The trio arrives at a frozen lake. That’s as far as Daddy is driving. But like in the other cartoons, the obsessively needy duck won’t go away and invents a reason to hang around. In this cartoon, he pretends to have a cold. Then after glugging down Daddy’s thermos of hot milk, he forlornly reveals he has no mommy or daddy (at least in this cartoon, he doesn’t tearfully wail about it) and suggests Doggie Daddy adopt him. Maltese comes up with a pun. “That’s a peachy idea,” Augie feels. “One peach is enough,” responds the furrow-browed Daddy. “A pair I couldn’t stand.” A pair of what, Daddy? There’s only one duck in this cartoon. The self-pitying duck walks away, vowing he’ll never speak to Daddy again. Of course, he’s full of it. The duck squawks away in English through the whole cartoon.

Required tasks =
A. List every line of dialogue that the cartoon summary quotes directly.
B. In the cartoon summary, what does the duck drink from Daddy's thermos?

(Stored data entries)
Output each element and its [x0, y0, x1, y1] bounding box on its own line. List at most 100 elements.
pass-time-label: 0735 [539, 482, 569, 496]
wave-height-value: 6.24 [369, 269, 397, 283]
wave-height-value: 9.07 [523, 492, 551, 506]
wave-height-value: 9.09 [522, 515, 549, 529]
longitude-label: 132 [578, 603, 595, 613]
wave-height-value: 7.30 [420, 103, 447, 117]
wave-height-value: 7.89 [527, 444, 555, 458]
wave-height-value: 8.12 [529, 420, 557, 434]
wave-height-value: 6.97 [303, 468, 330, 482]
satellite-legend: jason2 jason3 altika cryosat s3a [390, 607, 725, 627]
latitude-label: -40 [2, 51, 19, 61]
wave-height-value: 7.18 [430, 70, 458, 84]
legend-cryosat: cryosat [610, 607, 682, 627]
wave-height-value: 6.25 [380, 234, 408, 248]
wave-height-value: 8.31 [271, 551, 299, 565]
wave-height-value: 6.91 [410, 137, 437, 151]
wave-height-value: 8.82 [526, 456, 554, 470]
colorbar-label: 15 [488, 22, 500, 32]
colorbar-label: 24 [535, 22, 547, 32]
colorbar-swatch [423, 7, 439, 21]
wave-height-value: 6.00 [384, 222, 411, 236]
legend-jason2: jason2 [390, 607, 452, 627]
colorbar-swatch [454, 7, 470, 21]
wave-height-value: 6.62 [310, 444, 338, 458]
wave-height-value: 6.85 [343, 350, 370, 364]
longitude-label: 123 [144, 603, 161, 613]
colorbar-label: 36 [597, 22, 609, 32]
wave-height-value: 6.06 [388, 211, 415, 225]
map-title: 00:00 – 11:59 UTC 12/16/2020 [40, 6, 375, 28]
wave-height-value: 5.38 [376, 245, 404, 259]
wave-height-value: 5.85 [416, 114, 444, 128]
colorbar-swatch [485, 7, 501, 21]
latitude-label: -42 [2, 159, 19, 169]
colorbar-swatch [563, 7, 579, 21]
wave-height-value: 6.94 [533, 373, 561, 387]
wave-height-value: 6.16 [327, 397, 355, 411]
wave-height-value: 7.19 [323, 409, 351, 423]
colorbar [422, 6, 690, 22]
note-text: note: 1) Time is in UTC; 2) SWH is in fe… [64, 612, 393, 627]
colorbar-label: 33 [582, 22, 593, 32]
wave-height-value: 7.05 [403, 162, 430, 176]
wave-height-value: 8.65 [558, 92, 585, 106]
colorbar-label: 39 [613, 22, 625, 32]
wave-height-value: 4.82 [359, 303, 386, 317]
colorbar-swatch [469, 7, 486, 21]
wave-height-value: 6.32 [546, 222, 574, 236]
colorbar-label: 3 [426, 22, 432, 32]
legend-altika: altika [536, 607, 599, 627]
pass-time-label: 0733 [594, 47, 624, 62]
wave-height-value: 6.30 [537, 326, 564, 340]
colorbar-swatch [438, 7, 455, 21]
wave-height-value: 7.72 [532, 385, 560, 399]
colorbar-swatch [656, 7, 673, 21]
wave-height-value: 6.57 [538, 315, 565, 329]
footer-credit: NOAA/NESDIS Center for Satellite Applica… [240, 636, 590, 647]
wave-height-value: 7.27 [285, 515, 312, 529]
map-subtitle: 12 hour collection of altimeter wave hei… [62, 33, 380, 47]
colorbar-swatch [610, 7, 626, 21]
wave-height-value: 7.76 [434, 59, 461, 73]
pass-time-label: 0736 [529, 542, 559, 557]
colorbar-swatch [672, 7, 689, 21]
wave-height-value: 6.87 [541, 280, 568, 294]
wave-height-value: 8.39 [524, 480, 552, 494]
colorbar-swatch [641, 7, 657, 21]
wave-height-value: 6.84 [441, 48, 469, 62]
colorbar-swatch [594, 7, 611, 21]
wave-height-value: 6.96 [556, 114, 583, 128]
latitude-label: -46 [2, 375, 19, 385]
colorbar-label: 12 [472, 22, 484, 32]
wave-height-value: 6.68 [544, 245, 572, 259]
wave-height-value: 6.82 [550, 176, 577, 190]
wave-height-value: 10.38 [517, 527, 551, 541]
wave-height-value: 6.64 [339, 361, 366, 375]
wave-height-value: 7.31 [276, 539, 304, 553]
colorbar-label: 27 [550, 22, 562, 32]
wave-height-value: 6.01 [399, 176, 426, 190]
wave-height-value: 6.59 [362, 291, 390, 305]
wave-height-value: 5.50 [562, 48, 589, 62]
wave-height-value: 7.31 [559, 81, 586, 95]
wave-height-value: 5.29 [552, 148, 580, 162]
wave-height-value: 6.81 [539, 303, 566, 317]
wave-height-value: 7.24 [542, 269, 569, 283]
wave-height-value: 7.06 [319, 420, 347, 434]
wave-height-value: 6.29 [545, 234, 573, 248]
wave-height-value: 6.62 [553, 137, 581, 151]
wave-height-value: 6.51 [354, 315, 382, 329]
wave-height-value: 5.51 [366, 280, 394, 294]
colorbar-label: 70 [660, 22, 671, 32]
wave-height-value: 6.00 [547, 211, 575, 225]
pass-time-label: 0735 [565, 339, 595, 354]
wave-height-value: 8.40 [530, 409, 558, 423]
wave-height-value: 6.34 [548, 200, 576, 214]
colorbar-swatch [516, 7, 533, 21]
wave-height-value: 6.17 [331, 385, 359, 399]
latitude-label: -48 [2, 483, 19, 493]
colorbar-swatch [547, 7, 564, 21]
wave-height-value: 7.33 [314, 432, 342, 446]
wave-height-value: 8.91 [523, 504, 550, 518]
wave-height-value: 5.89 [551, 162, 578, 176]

Results of the exercise =
A.
"That's a peachy idea."
"One peach is enough."
"A pair I couldn't stand."

B. Hot milk